JOB =
Provide an exact transcription of all the records.

SUPPLIED MATERIAL =
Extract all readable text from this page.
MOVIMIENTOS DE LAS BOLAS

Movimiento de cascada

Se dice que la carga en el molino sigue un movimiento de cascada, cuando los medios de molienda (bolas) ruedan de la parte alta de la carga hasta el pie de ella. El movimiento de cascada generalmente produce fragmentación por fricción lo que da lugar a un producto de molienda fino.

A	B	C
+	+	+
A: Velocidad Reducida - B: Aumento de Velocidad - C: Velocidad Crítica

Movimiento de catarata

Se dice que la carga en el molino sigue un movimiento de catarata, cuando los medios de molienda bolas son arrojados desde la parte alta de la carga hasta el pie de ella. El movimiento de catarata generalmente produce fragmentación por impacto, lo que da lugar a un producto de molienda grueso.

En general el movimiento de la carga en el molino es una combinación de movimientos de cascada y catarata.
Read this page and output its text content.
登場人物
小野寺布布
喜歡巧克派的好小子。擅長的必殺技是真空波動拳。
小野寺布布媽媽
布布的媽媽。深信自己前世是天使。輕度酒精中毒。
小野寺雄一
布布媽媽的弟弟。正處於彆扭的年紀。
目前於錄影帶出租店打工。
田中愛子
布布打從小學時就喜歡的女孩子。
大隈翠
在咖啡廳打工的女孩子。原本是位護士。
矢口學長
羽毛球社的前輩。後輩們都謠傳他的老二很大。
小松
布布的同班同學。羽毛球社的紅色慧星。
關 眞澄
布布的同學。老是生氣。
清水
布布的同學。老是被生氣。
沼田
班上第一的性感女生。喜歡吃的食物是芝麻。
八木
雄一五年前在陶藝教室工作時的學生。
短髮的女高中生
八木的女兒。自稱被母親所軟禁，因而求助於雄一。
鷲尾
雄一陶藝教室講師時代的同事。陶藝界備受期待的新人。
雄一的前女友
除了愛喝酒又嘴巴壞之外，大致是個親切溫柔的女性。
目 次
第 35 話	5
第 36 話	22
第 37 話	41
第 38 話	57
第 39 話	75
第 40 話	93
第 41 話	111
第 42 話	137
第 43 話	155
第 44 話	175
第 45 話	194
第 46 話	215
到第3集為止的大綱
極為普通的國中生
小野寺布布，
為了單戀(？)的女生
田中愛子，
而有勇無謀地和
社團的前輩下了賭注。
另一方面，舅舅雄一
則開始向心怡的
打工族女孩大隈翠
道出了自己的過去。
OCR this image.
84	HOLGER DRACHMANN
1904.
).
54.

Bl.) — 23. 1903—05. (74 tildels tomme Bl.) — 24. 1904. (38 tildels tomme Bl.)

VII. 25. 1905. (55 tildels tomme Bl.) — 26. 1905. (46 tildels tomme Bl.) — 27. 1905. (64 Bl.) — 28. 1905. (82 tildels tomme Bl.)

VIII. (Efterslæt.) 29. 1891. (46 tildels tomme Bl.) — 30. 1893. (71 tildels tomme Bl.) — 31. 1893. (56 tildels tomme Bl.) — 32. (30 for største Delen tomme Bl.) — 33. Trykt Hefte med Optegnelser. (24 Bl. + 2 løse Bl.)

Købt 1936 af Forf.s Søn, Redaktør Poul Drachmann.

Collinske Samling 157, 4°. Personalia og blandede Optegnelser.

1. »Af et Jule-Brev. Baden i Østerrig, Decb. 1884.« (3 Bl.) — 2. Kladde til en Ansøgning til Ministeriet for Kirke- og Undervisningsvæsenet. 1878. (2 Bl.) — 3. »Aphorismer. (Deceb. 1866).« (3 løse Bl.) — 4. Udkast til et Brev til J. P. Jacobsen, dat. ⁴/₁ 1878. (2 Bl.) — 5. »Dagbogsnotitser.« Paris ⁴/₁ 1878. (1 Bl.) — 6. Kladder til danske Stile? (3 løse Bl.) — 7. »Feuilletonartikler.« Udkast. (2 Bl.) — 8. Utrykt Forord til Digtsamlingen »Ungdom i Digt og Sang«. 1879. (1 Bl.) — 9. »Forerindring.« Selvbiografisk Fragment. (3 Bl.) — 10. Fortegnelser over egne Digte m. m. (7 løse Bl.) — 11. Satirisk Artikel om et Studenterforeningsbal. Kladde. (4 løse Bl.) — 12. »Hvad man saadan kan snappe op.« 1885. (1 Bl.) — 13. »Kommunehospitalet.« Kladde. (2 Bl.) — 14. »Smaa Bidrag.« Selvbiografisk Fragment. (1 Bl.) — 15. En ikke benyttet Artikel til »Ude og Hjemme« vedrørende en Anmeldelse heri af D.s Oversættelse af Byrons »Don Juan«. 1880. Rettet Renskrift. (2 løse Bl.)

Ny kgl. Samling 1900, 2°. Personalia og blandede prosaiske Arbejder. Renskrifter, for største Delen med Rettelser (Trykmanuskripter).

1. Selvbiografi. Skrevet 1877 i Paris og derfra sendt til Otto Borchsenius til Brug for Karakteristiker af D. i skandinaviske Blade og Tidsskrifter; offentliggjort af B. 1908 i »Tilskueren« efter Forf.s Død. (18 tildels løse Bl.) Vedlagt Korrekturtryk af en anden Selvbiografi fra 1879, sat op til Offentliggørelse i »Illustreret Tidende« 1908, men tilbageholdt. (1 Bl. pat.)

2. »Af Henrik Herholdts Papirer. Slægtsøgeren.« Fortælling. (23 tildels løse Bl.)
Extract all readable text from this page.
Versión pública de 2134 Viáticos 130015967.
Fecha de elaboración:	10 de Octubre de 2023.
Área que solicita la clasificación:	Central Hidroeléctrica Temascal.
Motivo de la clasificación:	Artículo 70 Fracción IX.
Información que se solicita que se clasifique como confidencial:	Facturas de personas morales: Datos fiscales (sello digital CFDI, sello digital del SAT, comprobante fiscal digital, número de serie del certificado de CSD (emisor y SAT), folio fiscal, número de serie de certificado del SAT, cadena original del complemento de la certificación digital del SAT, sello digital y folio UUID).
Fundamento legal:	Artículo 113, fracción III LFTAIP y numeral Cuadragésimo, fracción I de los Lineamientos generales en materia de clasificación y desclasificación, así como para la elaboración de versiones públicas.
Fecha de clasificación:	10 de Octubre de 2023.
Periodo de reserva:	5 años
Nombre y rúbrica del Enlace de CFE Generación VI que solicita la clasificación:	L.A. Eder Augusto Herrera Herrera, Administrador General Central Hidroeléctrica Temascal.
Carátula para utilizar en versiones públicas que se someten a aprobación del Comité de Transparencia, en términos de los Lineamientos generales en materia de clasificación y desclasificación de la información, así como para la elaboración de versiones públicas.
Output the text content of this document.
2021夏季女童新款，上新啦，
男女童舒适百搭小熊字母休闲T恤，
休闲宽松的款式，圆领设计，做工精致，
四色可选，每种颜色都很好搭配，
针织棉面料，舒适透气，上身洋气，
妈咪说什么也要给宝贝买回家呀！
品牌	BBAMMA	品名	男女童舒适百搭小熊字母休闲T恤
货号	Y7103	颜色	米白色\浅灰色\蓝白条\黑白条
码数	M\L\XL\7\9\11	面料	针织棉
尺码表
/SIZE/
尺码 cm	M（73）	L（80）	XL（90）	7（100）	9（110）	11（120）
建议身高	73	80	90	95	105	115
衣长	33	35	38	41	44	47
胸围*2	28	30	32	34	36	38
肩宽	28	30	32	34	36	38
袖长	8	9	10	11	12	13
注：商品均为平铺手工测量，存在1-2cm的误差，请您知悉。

EXERCISE SOLUTION =
Extract all readable text from this page.
MOVIMIENTOS DE LAS BOLAS

Movimiento de cascada

Se dice que la carga en el molino sigue un movimiento de cascada, cuando los medios de molienda (bolas) ruedan de la parte alta de la carga hasta el pie de ella. El movimiento de cascada generalmente produce fragmentación por fricción lo que da lugar a un producto de molienda fino.

A	B	C
+	+	+
A: Velocidad Reducida - B: Aumento de Velocidad - C: Velocidad Crítica

Movimiento de catarata

Se dice que la carga en el molino sigue un movimiento de catarata, cuando los medios de molienda bolas son arrojados desde la parte alta de la carga hasta el pie de ella. El movimiento de catarata generalmente produce fragmentación por impacto, lo que da lugar a un producto de molienda grueso.

En general el movimiento de la carga en el molino es una combinación de movimientos de cascada y catarata.
Read this page and output its text content.
登場人物
小野寺布布
喜歡巧克派的好小子。擅長的必殺技是真空波動拳。
小野寺布布媽媽
布布的媽媽。深信自己前世是天使。輕度酒精中毒。
小野寺雄一
布布媽媽的弟弟。正處於彆扭的年紀。
目前於錄影帶出租店打工。
田中愛子
布布打從小學時就喜歡的女孩子。
大隈翠
在咖啡廳打工的女孩子。原本是位護士。
矢口學長
羽毛球社的前輩。後輩們都謠傳他的老二很大。
小松
布布的同班同學。羽毛球社的紅色慧星。
關 眞澄
布布的同學。老是生氣。
清水
布布的同學。老是被生氣。
沼田
班上第一的性感女生。喜歡吃的食物是芝麻。
八木
雄一五年前在陶藝教室工作時的學生。
短髮的女高中生
八木的女兒。自稱被母親所軟禁，因而求助於雄一。
鷲尾
雄一陶藝教室講師時代的同事。陶藝界備受期待的新人。
雄一的前女友
除了愛喝酒又嘴巴壞之外，大致是個親切溫柔的女性。
目 次
第 35 話	5
第 36 話	22
第 37 話	41
第 38 話	57
第 39 話	75
第 40 話	93
第 41 話	111
第 42 話	137
第 43 話	155
第 44 話	175
第 45 話	194
第 46 話	215
到第3集為止的大綱
極為普通的國中生
小野寺布布，
為了單戀(？)的女生
田中愛子，
而有勇無謀地和
社團的前輩下了賭注。
另一方面，舅舅雄一
則開始向心怡的
打工族女孩大隈翠
道出了自己的過去。
OCR this image.
84	HOLGER DRACHMANN
1904.
).
54.

Bl.) — 23. 1903—05. (74 tildels tomme Bl.) — 24. 1904. (38 tildels tomme Bl.)

VII. 25. 1905. (55 tildels tomme Bl.) — 26. 1905. (46 tildels tomme Bl.) — 27. 1905. (64 Bl.) — 28. 1905. (82 tildels tomme Bl.)

VIII. (Efterslæt.) 29. 1891. (46 tildels tomme Bl.) — 30. 1893. (71 tildels tomme Bl.) — 31. 1893. (56 tildels tomme Bl.) — 32. (30 for største Delen tomme Bl.) — 33. Trykt Hefte med Optegnelser. (24 Bl. + 2 løse Bl.)

Købt 1936 af Forf.s Søn, Redaktør Poul Drachmann.

Collinske Samling 157, 4°. Personalia og blandede Optegnelser.

1. »Af et Jule-Brev. Baden i Østerrig, Decb. 1884.« (3 Bl.) — 2. Kladde til en Ansøgning til Ministeriet for Kirke- og Undervisningsvæsenet. 1878. (2 Bl.) — 3. »Aphorismer. (Deceb. 1866).« (3 løse Bl.) — 4. Udkast til et Brev til J. P. Jacobsen, dat. ⁴/₁ 1878. (2 Bl.) — 5. »Dagbogsnotitser.« Paris ⁴/₁ 1878. (1 Bl.) — 6. Kladder til danske Stile? (3 løse Bl.) — 7. »Feuilletonartikler.« Udkast. (2 Bl.) — 8. Utrykt Forord til Digtsamlingen »Ungdom i Digt og Sang«. 1879. (1 Bl.) — 9. »Forerindring.« Selvbiografisk Fragment. (3 Bl.) — 10. Fortegnelser over egne Digte m. m. (7 løse Bl.) — 11. Satirisk Artikel om et Studenterforeningsbal. Kladde. (4 løse Bl.) — 12. »Hvad man saadan kan snappe op.« 1885. (1 Bl.) — 13. »Kommunehospitalet.« Kladde. (2 Bl.) — 14. »Smaa Bidrag.« Selvbiografisk Fragment. (1 Bl.) — 15. En ikke benyttet Artikel til »Ude og Hjemme« vedrørende en Anmeldelse heri af D.s Oversættelse af Byrons »Don Juan«. 1880. Rettet Renskrift. (2 løse Bl.)

Ny kgl. Samling 1900, 2°. Personalia og blandede prosaiske Arbejder. Renskrifter, for største Delen med Rettelser (Trykmanuskripter).

1. Selvbiografi. Skrevet 1877 i Paris og derfra sendt til Otto Borchsenius til Brug for Karakteristiker af D. i skandinaviske Blade og Tidsskrifter; offentliggjort af B. 1908 i »Tilskueren« efter Forf.s Død. (18 tildels løse Bl.) Vedlagt Korrekturtryk af en anden Selvbiografi fra 1879, sat op til Offentliggørelse i »Illustreret Tidende« 1908, men tilbageholdt. (1 Bl. pat.)

2. »Af Henrik Herholdts Papirer. Slægtsøgeren.« Fortælling. (23 tildels løse Bl.)
Extract all readable text from this page.
Versión pública de 2134 Viáticos 130015967.
Fecha de elaboración:	10 de Octubre de 2023.
Área que solicita la clasificación:	Central Hidroeléctrica Temascal.
Motivo de la clasificación:	Artículo 70 Fracción IX.
Información que se solicita que se clasifique como confidencial:	Facturas de personas morales: Datos fiscales (sello digital CFDI, sello digital del SAT, comprobante fiscal digital, número de serie del certificado de CSD (emisor y SAT), folio fiscal, número de serie de certificado del SAT, cadena original del complemento de la certificación digital del SAT, sello digital y folio UUID).
Fundamento legal:	Artículo 113, fracción III LFTAIP y numeral Cuadragésimo, fracción I de los Lineamientos generales en materia de clasificación y desclasificación, así como para la elaboración de versiones públicas.
Fecha de clasificación:	10 de Octubre de 2023.
Periodo de reserva:	5 años
Nombre y rúbrica del Enlace de CFE Generación VI que solicita la clasificación:	L.A. Eder Augusto Herrera Herrera, Administrador General Central Hidroeléctrica Temascal.
Carátula para utilizar en versiones públicas que se someten a aprobación del Comité de Transparencia, en términos de los Lineamientos generales en materia de clasificación y desclasificación de la información, así como para la elaboración de versiones públicas.
Output the text content of this document.
2021夏季女童新款，上新啦，
男女童舒适百搭小熊字母休闲T恤，
休闲宽松的款式，圆领设计，做工精致，
四色可选，每种颜色都很好搭配，
针织棉面料，舒适透气，上身洋气，
妈咪说什么也要给宝贝买回家呀！
品牌	BBAMMA	品名	男女童舒适百搭小熊字母休闲T恤
货号	Y7103	颜色	米白色\浅灰色\蓝白条\黑白条
码数	M\L\XL\7\9\11	面料	针织棉
尺码表
/SIZE/
尺码 cm	M（73）	L（80）	XL（90）	7（100）	9（110）	11（120）
建议身高	73	80	90	95	105	115
衣长	33	35	38	41	44	47
胸围*2	28	30	32	34	36	38
肩宽	28	30	32	34	36	38
袖长	8	9	10	11	12	13
注：商品均为平铺手工测量，存在1-2cm的误差，请您知悉。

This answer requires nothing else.